## Data for the task

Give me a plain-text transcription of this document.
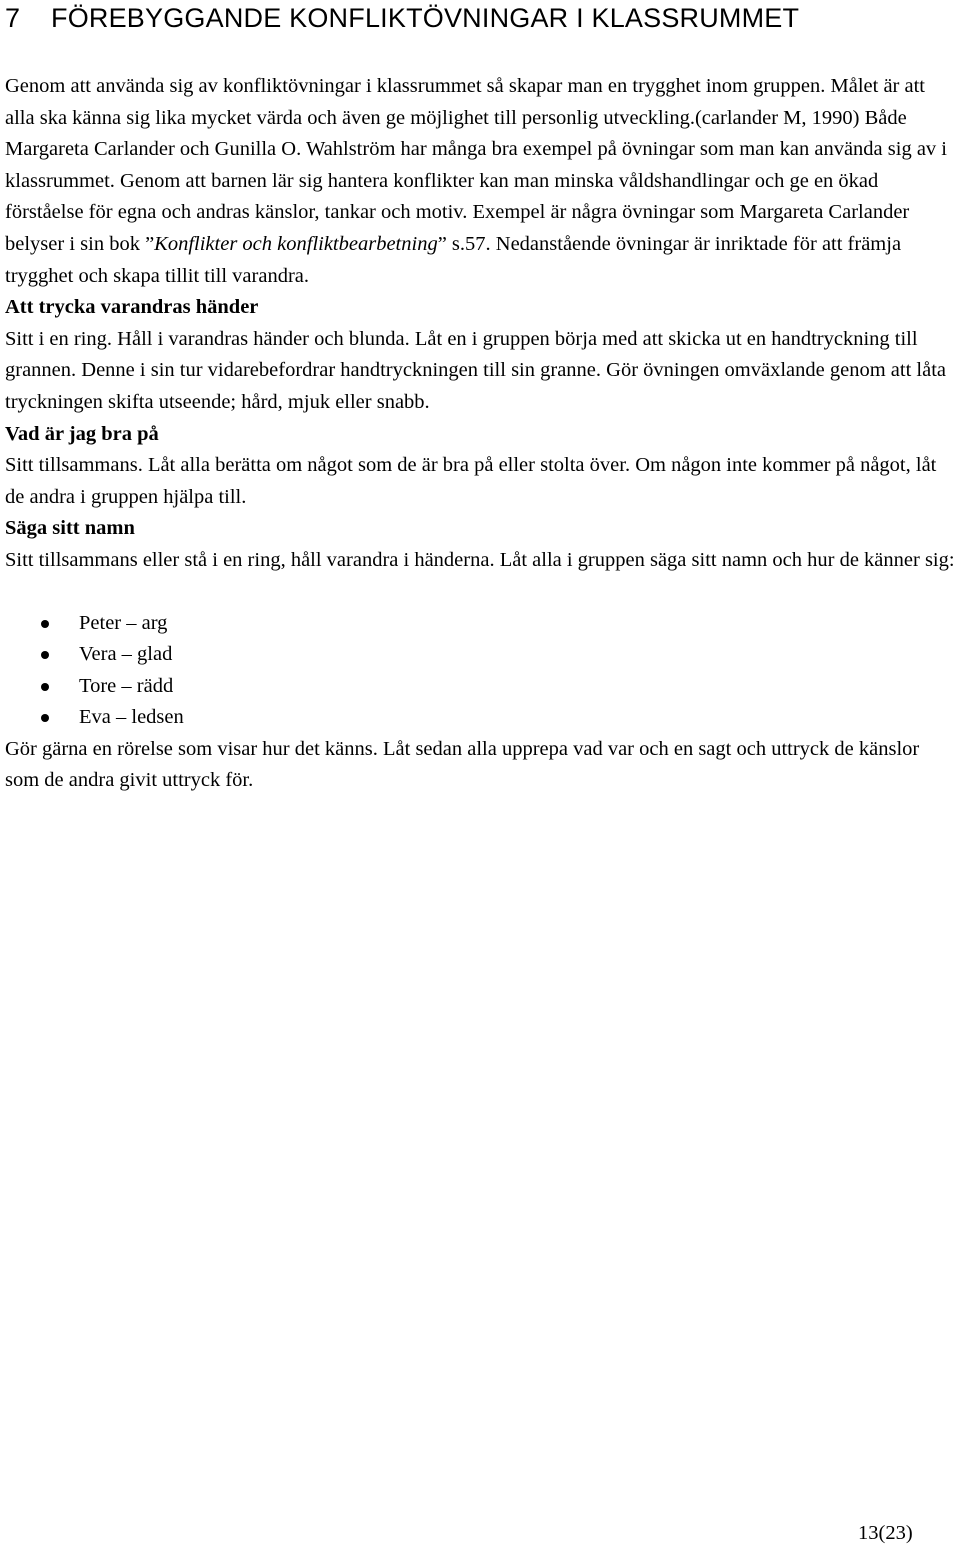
7 FÖREBYGGANDE KONFLIKTÖVNINGAR I KLASSRUMMET

Genom att använda sig av konfliktövningar i klassrummet så skapar man en trygghet inom gruppen. Målet är att alla ska känna sig lika mycket värda och även ge möjlighet till personlig utveckling.(carlander M, 1990) Både Margareta Carlander och Gunilla O. Wahlström har många bra exempel på övningar som man kan använda sig av i klassrummet. Genom att barnen lär sig hantera konflikter kan man minska våldshandlingar och ge en ökad förståelse för egna och andras känslor, tankar och motiv. Exempel är några övningar som Margareta Carlander belyser i sin bok ”Konflikter och konfliktbearbetning” s.57. Nedanstående övningar är inriktade för att främja trygghet och skapa tillit till varandra.

Att trycka varandras händer

Sitt i en ring. Håll i varandras händer och blunda. Låt en i gruppen börja med att skicka ut en handtryckning till grannen. Denne i sin tur vidarebefordrar handtryckningen till sin granne. Gör övningen omväxlande genom att låta tryckningen skifta utseende; hård, mjuk eller snabb.

Vad är jag bra på

Sitt tillsammans. Låt alla berätta om något som de är bra på eller stolta över. Om någon inte kommer på något, låt de andra i gruppen hjälpa till.

Säga sitt namn

Sitt tillsammans eller stå i en ring, håll varandra i händerna. Låt alla i gruppen säga sitt namn och hur de känner sig:

Peter – arg
Vera – glad
Tore – rädd
Eva – ledsen

Gör gärna en rörelse som visar hur det känns. Låt sedan alla upprepa vad var och en sagt och uttryck de känslor som de andra givit uttryck för.

13(23)
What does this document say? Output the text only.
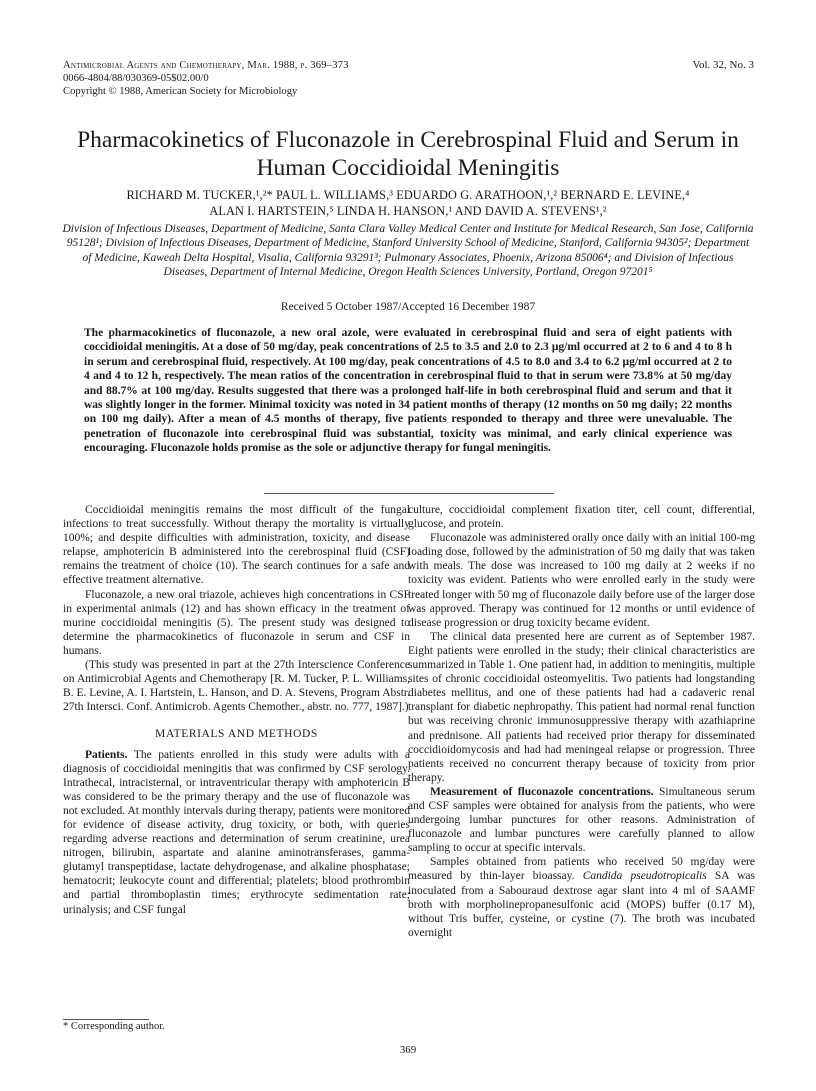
Antimicrobial Agents and Chemotherapy, Mar. 1988, p. 369–373
0066-4804/88/030369-05$02.00/0
Copyright © 1988, American Society for Microbiology
Vol. 32, No. 3
Pharmacokinetics of Fluconazole in Cerebrospinal Fluid and Serum in Human Coccidioidal Meningitis
RICHARD M. TUCKER,¹,²* PAUL L. WILLIAMS,³ EDUARDO G. ARATHOON,¹,² BERNARD E. LEVINE,⁴
ALAN I. HARTSTEIN,⁵ LINDA H. HANSON,¹ AND DAVID A. STEVENS¹,²
Division of Infectious Diseases, Department of Medicine, Santa Clara Valley Medical Center and Institute for Medical Research, San Jose, California 95128¹; Division of Infectious Diseases, Department of Medicine, Stanford University School of Medicine, Stanford, California 94305²; Department of Medicine, Kaweah Delta Hospital, Visalia, California 93291³; Pulmonary Associates, Phoenix, Arizona 85006⁴; and Division of Infectious Diseases, Department of Internal Medicine, Oregon Health Sciences University, Portland, Oregon 97201⁵
Received 5 October 1987/Accepted 16 December 1987

The pharmacokinetics of fluconazole, a new oral azole, were evaluated in cerebrospinal fluid and sera of eight patients with coccidioidal meningitis. At a dose of 50 mg/day, peak concentrations of 2.5 to 3.5 and 2.0 to 2.3 μg/ml occurred at 2 to 6 and 4 to 8 h in serum and cerebrospinal fluid, respectively. At 100 mg/day, peak concentrations of 4.5 to 8.0 and 3.4 to 6.2 μg/ml occurred at 2 to 4 and 4 to 12 h, respectively. The mean ratios of the concentration in cerebrospinal fluid to that in serum were 73.8% at 50 mg/day and 88.7% at 100 mg/day. Results suggested that there was a prolonged half-life in both cerebrospinal fluid and serum and that it was slightly longer in the former. Minimal toxicity was noted in 34 patient months of therapy (12 months on 50 mg daily; 22 months on 100 mg daily). After a mean of 4.5 months of therapy, five patients responded to therapy and three were unevaluable. The penetration of fluconazole into cerebrospinal fluid was substantial, toxicity was minimal, and early clinical experience was encouraging. Fluconazole holds promise as the sole or adjunctive therapy for fungal meningitis.

Coccidioidal meningitis remains the most difficult of the fungal infections to treat successfully. Without therapy the mortality is virtually 100%; and despite difficulties with administration, toxicity, and disease relapse, amphotericin B administered into the cerebrospinal fluid (CSF) remains the treatment of choice (10). The search continues for a safe and effective treatment alternative.

Fluconazole, a new oral triazole, achieves high concentrations in CSF in experimental animals (12) and has shown efficacy in the treatment of murine coccidioidal meningitis (5). The present study was designed to determine the pharmacokinetics of fluconazole in serum and CSF in humans.

(This study was presented in part at the 27th Interscience Conference on Antimicrobial Agents and Chemotherapy [R. M. Tucker, P. L. Williams, B. E. Levine, A. I. Hartstein, L. Hanson, and D. A. Stevens, Program Abstr. 27th Intersci. Conf. Antimicrob. Agents Chemother., abstr. no. 777, 1987].)

MATERIALS AND METHODS

Patients. The patients enrolled in this study were adults with a diagnosis of coccidioidal meningitis that was confirmed by CSF serology. Intrathecal, intracisternal, or intraventricular therapy with amphotericin B was considered to be the primary therapy and the use of fluconazole was not excluded. At monthly intervals during therapy, patients were monitored for evidence of disease activity, drug toxicity, or both, with queries regarding adverse reactions and determination of serum creatinine, urea nitrogen, bilirubin, aspartate and alanine aminotransferases, gamma-glutamyl transpeptidase, lactate dehydrogenase, and alkaline phosphatase; hematocrit; leukocyte count and differential; platelets; blood prothrombin and partial thromboplastin times; erythrocyte sedimentation rate; urinalysis; and CSF fungal

culture, coccidioidal complement fixation titer, cell count, differential, glucose, and protein.

Fluconazole was administered orally once daily with an initial 100-mg loading dose, followed by the administration of 50 mg daily that was taken with meals. The dose was increased to 100 mg daily at 2 weeks if no toxicity was evident. Patients who were enrolled early in the study were treated longer with 50 mg of fluconazole daily before use of the larger dose was approved. Therapy was continued for 12 months or until evidence of disease progression or drug toxicity became evident.

The clinical data presented here are current as of September 1987. Eight patients were enrolled in the study; their clinical characteristics are summarized in Table 1. One patient had, in addition to meningitis, multiple sites of chronic coccidioidal osteomyelitis. Two patients had longstanding diabetes mellitus, and one of these patients had had a cadaveric renal transplant for diabetic nephropathy. This patient had normal renal function but was receiving chronic immunosuppressive therapy with azathiaprine and prednisone. All patients had received prior therapy for disseminated coccidioidomycosis and had had meningeal relapse or progression. Three patients received no concurrent therapy because of toxicity from prior therapy.

Measurement of fluconazole concentrations. Simultaneous serum and CSF samples were obtained for analysis from the patients, who were undergoing lumbar punctures for other reasons. Administration of fluconazole and lumbar punctures were carefully planned to allow sampling to occur at specific intervals.

Samples obtained from patients who received 50 mg/day were measured by thin-layer bioassay. Candida pseudotropicalis SA was inoculated from a Sabouraud dextrose agar slant into 4 ml of SAAMF broth with morpholinepropanesulfonic acid (MOPS) buffer (0.17 M), without Tris buffer, cysteine, or cystine (7). The broth was incubated overnight

* Corresponding author.
369
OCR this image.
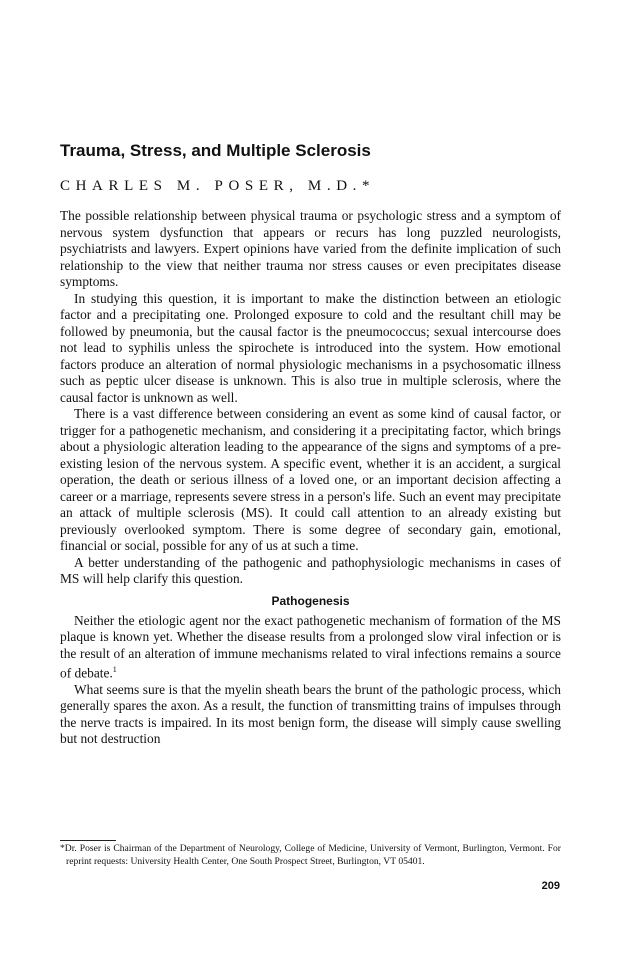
Trauma, Stress, and Multiple Sclerosis
CHARLES M. POSER, M.D.*

The possible relationship between physical trauma or psychologic stress and a symptom of nervous system dysfunction that appears or recurs has long puzzled neurologists, psychiatrists and lawyers. Expert opinions have varied from the definite implication of such relationship to the view that neither trauma nor stress causes or even precipitates disease symptoms.

In studying this question, it is important to make the distinction between an etiologic factor and a precipitating one. Prolonged exposure to cold and the resultant chill may be followed by pneumonia, but the causal factor is the pneumococcus; sexual intercourse does not lead to syphilis unless the spirochete is introduced into the system. How emotional factors produce an alteration of normal physiologic mechanisms in a psychosomatic illness such as peptic ulcer disease is unknown. This is also true in multiple sclerosis, where the causal factor is unknown as well.

There is a vast difference between considering an event as some kind of causal factor, or trigger for a pathogenetic mechanism, and considering it a precipitating factor, which brings about a physiologic alteration leading to the appearance of the signs and symptoms of a pre-existing lesion of the nervous system. A specific event, whether it is an accident, a surgical operation, the death or serious illness of a loved one, or an important decision affecting a career or a marriage, represents severe stress in a person's life. Such an event may precipitate an attack of multiple sclerosis (MS). It could call attention to an already existing but previously overlooked symptom. There is some degree of secondary gain, emotional, financial or social, possible for any of us at such a time.

A better understanding of the pathogenic and pathophysiologic mechanisms in cases of MS will help clarify this question.

Pathogenesis

Neither the etiologic agent nor the exact pathogenetic mechanism of formation of the MS plaque is known yet. Whether the disease results from a prolonged slow viral infection or is the result of an alteration of immune mechanisms related to viral infections remains a source of debate.$^1$

What seems sure is that the myelin sheath bears the brunt of the pathologic process, which generally spares the axon. As a result, the function of transmitting trains of impulses through the nerve tracts is impaired. In its most benign form, the disease will simply cause swelling but not destruction

*Dr. Poser is Chairman of the Department of Neurology, College of Medicine, University of Vermont, Burlington, Vermont. For reprint requests: University Health Center, One South Prospect Street, Burlington, VT 05401.
209
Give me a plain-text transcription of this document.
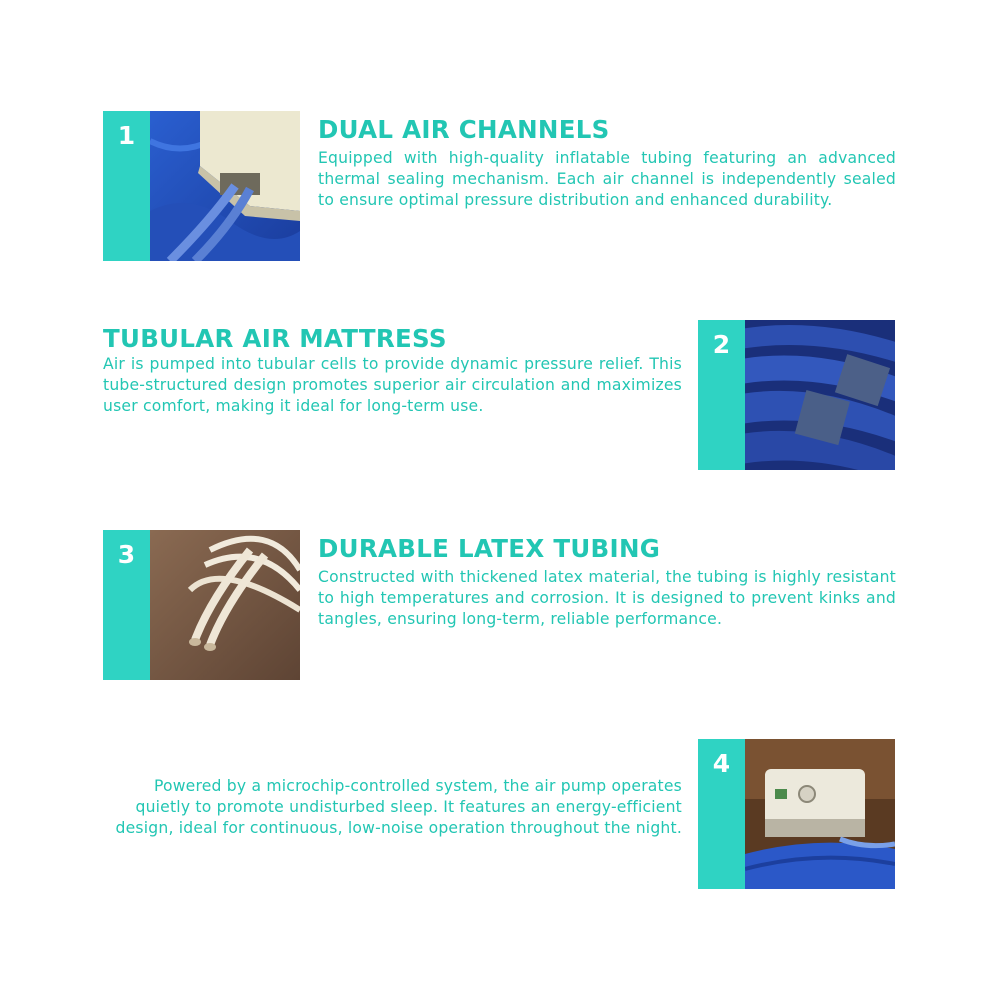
1	DUAL AIR CHANNELS
Equipped with high-quality inflatable tubing featuring an advanced thermal sealing mechanism. Each air channel is independently sealed to ensure optimal pressure distribution and enhanced durability.
TUBULAR AIR MATTRESS
Air is pumped into tubular cells to provide dynamic pressure relief. This tube-structured design promotes superior air circulation and maximizes user comfort, making it ideal for long-term use.
2
3	DURABLE LATEX TUBING
Constructed with thickened latex material, the tubing is highly resistant to high temperatures and corrosion. It is designed to prevent kinks and tangles, ensuring long-term, reliable performance.
Powered by a microchip-controlled system, the air pump operates quietly to promote undisturbed sleep. It features an energy-efficient design, ideal for continuous, low-noise operation throughout the night.
4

## What needs to be done
The string "pressure" marks the lines to copy; report each of them from the data above.

## Task solution
Equipped with high-quality inflatable tubing featuring an advanced thermal sealing mechanism. Each air channel is independently sealed to ensure optimal pressure distribution and enhanced durability.
Air is pumped into tubular cells to provide dynamic pressure relief. This tube-structured design promotes superior air circulation and maximizes user comfort, making it ideal for long-term use.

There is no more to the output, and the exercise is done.